=== What to produce ===
The entries below should be given again exactly, minus their pictures.

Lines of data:
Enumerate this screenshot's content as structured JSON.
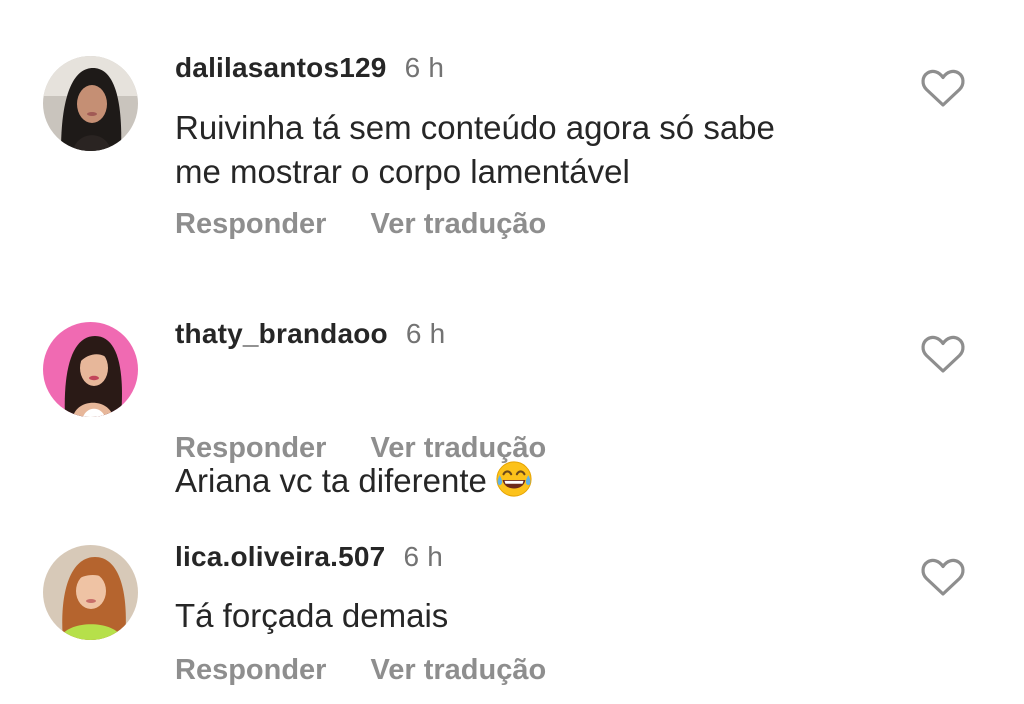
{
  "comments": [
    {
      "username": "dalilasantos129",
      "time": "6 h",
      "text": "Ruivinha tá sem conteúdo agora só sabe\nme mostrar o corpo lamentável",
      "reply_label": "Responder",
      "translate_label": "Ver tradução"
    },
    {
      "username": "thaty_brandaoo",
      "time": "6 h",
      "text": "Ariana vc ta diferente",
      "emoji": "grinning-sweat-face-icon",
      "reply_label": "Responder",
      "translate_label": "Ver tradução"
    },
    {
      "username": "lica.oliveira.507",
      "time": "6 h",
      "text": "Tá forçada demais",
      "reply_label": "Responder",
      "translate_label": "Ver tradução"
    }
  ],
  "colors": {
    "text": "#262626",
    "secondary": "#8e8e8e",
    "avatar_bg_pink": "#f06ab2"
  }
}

=== Answer for the task ===
Enumerate this screenshot's content as structured JSON.
{
  "comments": [
    {
      "username": "dalilasantos129",
      "time": "6 h",
      "text": "Ruivinha tá sem conteúdo agora só sabe\nme mostrar o corpo lamentável",
      "reply_label": "Responder",
      "translate_label": "Ver tradução"
    },
    {
      "username": "thaty_brandaoo",
      "time": "6 h",
      "text": "Ariana vc ta diferente",
      "emoji": "grinning-sweat-face-icon",
      "reply_label": "Responder",
      "translate_label": "Ver tradução"
    },
    {
      "username": "lica.oliveira.507",
      "time": "6 h",
      "text": "Tá forçada demais",
      "reply_label": "Responder",
      "translate_label": "Ver tradução"
    }
  ],
  "colors": {
    "text": "#262626",
    "secondary": "#8e8e8e",
    "avatar_bg_pink": "#f06ab2"
  }
}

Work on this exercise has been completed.